▸ PROBLEM:
Return every record below exactly as written, omitting any pictures.

──────── DATA FOR THIS EXERCISE ────────

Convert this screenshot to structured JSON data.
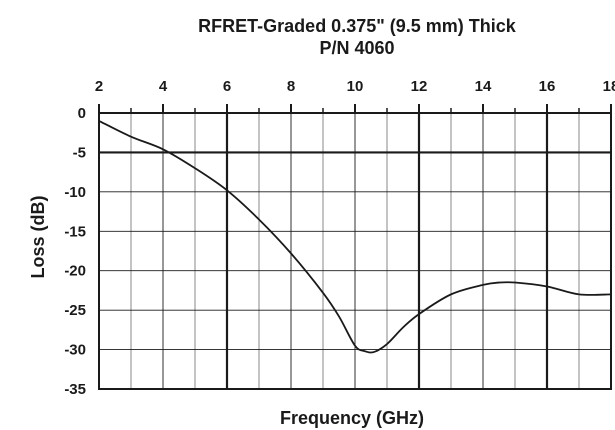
{
  "chart_data": {
    "type": "line",
    "title": "RFRET-Graded 0.375\" (9.5 mm) Thick",
    "subtitle": "P/N 4060",
    "xlabel": "Frequency (GHz)",
    "ylabel": "Loss (dB)",
    "xlim": [
      2,
      18
    ],
    "ylim": [
      -35,
      0
    ],
    "x_ticks": [
      2,
      4,
      6,
      8,
      10,
      12,
      14,
      16,
      18
    ],
    "y_ticks": [
      0,
      -5,
      -10,
      -15,
      -20,
      -25,
      -30,
      -35
    ],
    "x_tick_labels": [
      "2",
      "4",
      "6",
      "8",
      "10",
      "12",
      "14",
      "16",
      "18"
    ],
    "y_tick_labels": [
      "0",
      "-5",
      "-10",
      "-15",
      "-20",
      "-25",
      "-30",
      "-35"
    ],
    "x_axis_position": "top",
    "grid": true,
    "series": [
      {
        "x": [
          2,
          3,
          4,
          5,
          6,
          7,
          8,
          9,
          9.5,
          10,
          10.3,
          10.6,
          11,
          11.5,
          12,
          13,
          14,
          14.5,
          15,
          16,
          17,
          18
        ],
        "y": [
          -1,
          -3,
          -4.6,
          -7,
          -9.8,
          -13.5,
          -17.8,
          -22.8,
          -25.8,
          -29.5,
          -30.2,
          -30.3,
          -29.3,
          -27.2,
          -25.5,
          -23,
          -21.8,
          -21.5,
          -21.5,
          -22,
          -23,
          -23
        ]
      }
    ]
  }
}
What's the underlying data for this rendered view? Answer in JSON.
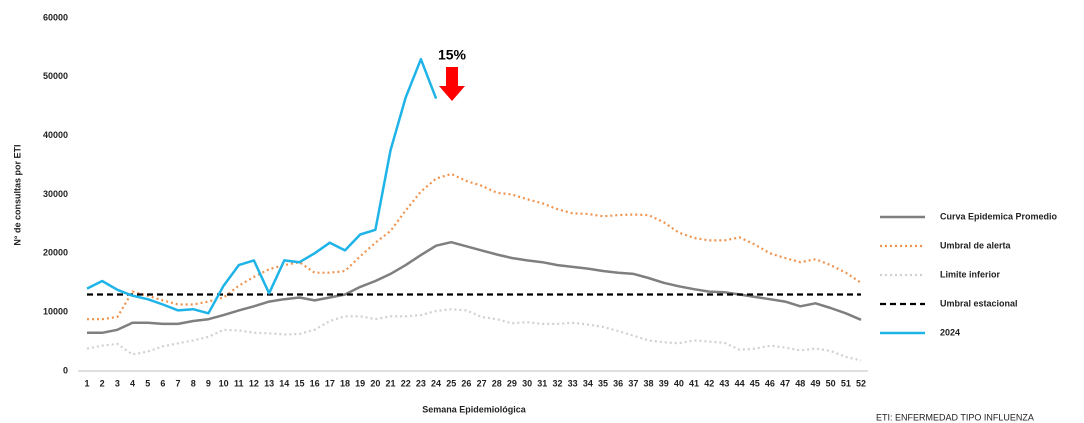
{
  "chart_data": {
    "type": "line",
    "x_label": "Semana Epidemiológica",
    "y_label": "N° de consultas por ETI",
    "annotation": "15%",
    "footnote": "ETI: ENFERMEDAD TIPO INFLUENZA",
    "categories": [
      "1",
      "2",
      "3",
      "4",
      "5",
      "6",
      "7",
      "8",
      "9",
      "10",
      "11",
      "12",
      "13",
      "14",
      "15",
      "16",
      "17",
      "18",
      "19",
      "20",
      "21",
      "22",
      "23",
      "24",
      "25",
      "26",
      "27",
      "28",
      "29",
      "30",
      "31",
      "32",
      "33",
      "34",
      "35",
      "36",
      "37",
      "38",
      "39",
      "40",
      "41",
      "42",
      "43",
      "44",
      "45",
      "46",
      "47",
      "48",
      "49",
      "50",
      "51",
      "52"
    ],
    "ylim": [
      0,
      60000
    ],
    "yticks": [
      0,
      10000,
      20000,
      30000,
      40000,
      50000,
      60000
    ],
    "legend": "right",
    "series": [
      {
        "name": "Curva Epidemica Promedio",
        "color": "#7f7f7f",
        "style": "solid",
        "values": [
          6500,
          6500,
          7000,
          8200,
          8200,
          8000,
          8000,
          8500,
          8800,
          9500,
          10300,
          11000,
          11800,
          12200,
          12500,
          12000,
          12500,
          13000,
          14300,
          15300,
          16500,
          18000,
          19700,
          21300,
          21900,
          21200,
          20500,
          19800,
          19200,
          18800,
          18500,
          18000,
          17700,
          17400,
          17000,
          16700,
          16500,
          15800,
          15000,
          14400,
          13900,
          13500,
          13400,
          13000,
          12600,
          12200,
          11800,
          11000,
          11500,
          10700,
          9800,
          8700
        ]
      },
      {
        "name": "Umbral de alerta",
        "color": "#f0934e",
        "style": "dotted",
        "values": [
          8800,
          8800,
          9200,
          13500,
          12800,
          12000,
          11300,
          11300,
          11800,
          12500,
          14500,
          16000,
          17300,
          18000,
          18500,
          16700,
          16700,
          17000,
          19500,
          21800,
          23800,
          27300,
          30500,
          32700,
          33500,
          32300,
          31500,
          30300,
          30000,
          29200,
          28500,
          27500,
          26800,
          26700,
          26300,
          26500,
          26600,
          26500,
          25300,
          23500,
          22600,
          22200,
          22200,
          22700,
          21500,
          20000,
          19200,
          18500,
          19000,
          18000,
          16700,
          15000
        ]
      },
      {
        "name": "Limite inferior",
        "color": "#d0d0d0",
        "style": "dotted",
        "values": [
          3800,
          4300,
          4600,
          2800,
          3300,
          4200,
          4700,
          5200,
          5800,
          7000,
          6900,
          6500,
          6400,
          6200,
          6300,
          7000,
          8500,
          9300,
          9300,
          8800,
          9300,
          9300,
          9500,
          10200,
          10500,
          10300,
          9200,
          8800,
          8100,
          8300,
          8000,
          8000,
          8200,
          7900,
          7500,
          6800,
          6000,
          5200,
          4900,
          4700,
          5200,
          5000,
          4800,
          3600,
          3800,
          4300,
          4000,
          3500,
          3800,
          3400,
          2400,
          1800
        ]
      },
      {
        "name": "Umbral estacional",
        "color": "#000000",
        "style": "dashed",
        "values": [
          13000,
          13000,
          13000,
          13000,
          13000,
          13000,
          13000,
          13000,
          13000,
          13000,
          13000,
          13000,
          13000,
          13000,
          13000,
          13000,
          13000,
          13000,
          13000,
          13000,
          13000,
          13000,
          13000,
          13000,
          13000,
          13000,
          13000,
          13000,
          13000,
          13000,
          13000,
          13000,
          13000,
          13000,
          13000,
          13000,
          13000,
          13000,
          13000,
          13000,
          13000,
          13000,
          13000,
          13000,
          13000,
          13000,
          13000,
          13000,
          13000,
          13000,
          13000,
          13000
        ]
      },
      {
        "name": "2024",
        "color": "#1fb4e8",
        "style": "solid",
        "values": [
          14000,
          15300,
          13800,
          12800,
          12200,
          11300,
          10300,
          10500,
          9800,
          14500,
          18000,
          18800,
          13200,
          18800,
          18500,
          20000,
          21800,
          20500,
          23200,
          24000,
          37500,
          46500,
          53000,
          46300,
          null,
          null,
          null,
          null,
          null,
          null,
          null,
          null,
          null,
          null,
          null,
          null,
          null,
          null,
          null,
          null,
          null,
          null,
          null,
          null,
          null,
          null,
          null,
          null,
          null,
          null,
          null,
          null
        ]
      }
    ]
  }
}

────────

▸ SOLUTION TO THIS PROBLEM:
Convert this screenshot to structured JSON data.
{
  "chart_data": {
    "type": "line",
    "title": "RFRET-Graded 0.375\" (9.5 mm) Thick",
    "subtitle": "P/N 4060",
    "xlabel": "Frequency (GHz)",
    "ylabel": "Loss (dB)",
    "xlim": [
      2,
      18
    ],
    "ylim": [
      -35,
      0
    ],
    "x_ticks": [
      2,
      4,
      6,
      8,
      10,
      12,
      14,
      16,
      18
    ],
    "y_ticks": [
      0,
      -5,
      -10,
      -15,
      -20,
      -25,
      -30,
      -35
    ],
    "x_tick_labels": [
      "2",
      "4",
      "6",
      "8",
      "10",
      "12",
      "14",
      "16",
      "18"
    ],
    "y_tick_labels": [
      "0",
      "-5",
      "-10",
      "-15",
      "-20",
      "-25",
      "-30",
      "-35"
    ],
    "x_axis_position": "top",
    "grid": true,
    "series": [
      {
        "x": [
          2,
          3,
          4,
          5,
          6,
          7,
          8,
          9,
          9.5,
          10,
          10.3,
          10.6,
          11,
          11.5,
          12,
          13,
          14,
          14.5,
          15,
          16,
          17,
          18
        ],
        "y": [
          -1,
          -3,
          -4.6,
          -7,
          -9.8,
          -13.5,
          -17.8,
          -22.8,
          -25.8,
          -29.5,
          -30.2,
          -30.3,
          -29.3,
          -27.2,
          -25.5,
          -23,
          -21.8,
          -21.5,
          -21.5,
          -22,
          -23,
          -23
        ]
      }
    ]
  }
}
What's the underlying data for this rendered view? Answer in JSON.
{
  "chart_data": {
    "type": "line",
    "x_label": "Semana Epidemiológica",
    "y_label": "N° de consultas por ETI",
    "annotation": "15%",
    "footnote": "ETI: ENFERMEDAD TIPO INFLUENZA",
    "categories": [
      "1",
      "2",
      "3",
      "4",
      "5",
      "6",
      "7",
      "8",
      "9",
      "10",
      "11",
      "12",
      "13",
      "14",
      "15",
      "16",
      "17",
      "18",
      "19",
      "20",
      "21",
      "22",
      "23",
      "24",
      "25",
      "26",
      "27",
      "28",
      "29",
      "30",
      "31",
      "32",
      "33",
      "34",
      "35",
      "36",
      "37",
      "38",
      "39",
      "40",
      "41",
      "42",
      "43",
      "44",
      "45",
      "46",
      "47",
      "48",
      "49",
      "50",
      "51",
      "52"
    ],
    "ylim": [
      0,
      60000
    ],
    "yticks": [
      0,
      10000,
      20000,
      30000,
      40000,
      50000,
      60000
    ],
    "legend": "right",
    "series": [
      {
        "name": "Curva Epidemica Promedio",
        "color": "#7f7f7f",
        "style": "solid",
        "values": [
          6500,
          6500,
          7000,
          8200,
          8200,
          8000,
          8000,
          8500,
          8800,
          9500,
          10300,
          11000,
          11800,
          12200,
          12500,
          12000,
          12500,
          13000,
          14300,
          15300,
          16500,
          18000,
          19700,
          21300,
          21900,
          21200,
          20500,
          19800,
          19200,
          18800,
          18500,
          18000,
          17700,
          17400,
          17000,
          16700,
          16500,
          15800,
          15000,
          14400,
          13900,
          13500,
          13400,
          13000,
          12600,
          12200,
          11800,
          11000,
          11500,
          10700,
          9800,
          8700
        ]
      },
      {
        "name": "Umbral de alerta",
        "color": "#f0934e",
        "style": "dotted",
        "values": [
          8800,
          8800,
          9200,
          13500,
          12800,
          12000,
          11300,
          11300,
          11800,
          12500,
          14500,
          16000,
          17300,
          18000,
          18500,
          16700,
          16700,
          17000,
          19500,
          21800,
          23800,
          27300,
          30500,
          32700,
          33500,
          32300,
          31500,
          30300,
          30000,
          29200,
          28500,
          27500,
          26800,
          26700,
          26300,
          26500,
          26600,
          26500,
          25300,
          23500,
          22600,
          22200,
          22200,
          22700,
          21500,
          20000,
          19200,
          18500,
          19000,
          18000,
          16700,
          15000
        ]
      },
      {
        "name": "Limite inferior",
        "color": "#d0d0d0",
        "style": "dotted",
        "values": [
          3800,
          4300,
          4600,
          2800,
          3300,
          4200,
          4700,
          5200,
          5800,
          7000,
          6900,
          6500,
          6400,
          6200,
          6300,
          7000,
          8500,
          9300,
          9300,
          8800,
          9300,
          9300,
          9500,
          10200,
          10500,
          10300,
          9200,
          8800,
          8100,
          8300,
          8000,
          8000,
          8200,
          7900,
          7500,
          6800,
          6000,
          5200,
          4900,
          4700,
          5200,
          5000,
          4800,
          3600,
          3800,
          4300,
          4000,
          3500,
          3800,
          3400,
          2400,
          1800
        ]
      },
      {
        "name": "Umbral estacional",
        "color": "#000000",
        "style": "dashed",
        "values": [
          13000,
          13000,
          13000,
          13000,
          13000,
          13000,
          13000,
          13000,
          13000,
          13000,
          13000,
          13000,
          13000,
          13000,
          13000,
          13000,
          13000,
          13000,
          13000,
          13000,
          13000,
          13000,
          13000,
          13000,
          13000,
          13000,
          13000,
          13000,
          13000,
          13000,
          13000,
          13000,
          13000,
          13000,
          13000,
          13000,
          13000,
          13000,
          13000,
          13000,
          13000,
          13000,
          13000,
          13000,
          13000,
          13000,
          13000,
          13000,
          13000,
          13000,
          13000,
          13000
        ]
      },
      {
        "name": "2024",
        "color": "#1fb4e8",
        "style": "solid",
        "values": [
          14000,
          15300,
          13800,
          12800,
          12200,
          11300,
          10300,
          10500,
          9800,
          14500,
          18000,
          18800,
          13200,
          18800,
          18500,
          20000,
          21800,
          20500,
          23200,
          24000,
          37500,
          46500,
          53000,
          46300,
          null,
          null,
          null,
          null,
          null,
          null,
          null,
          null,
          null,
          null,
          null,
          null,
          null,
          null,
          null,
          null,
          null,
          null,
          null,
          null,
          null,
          null,
          null,
          null,
          null,
          null,
          null,
          null
        ]
      }
    ]
  }
}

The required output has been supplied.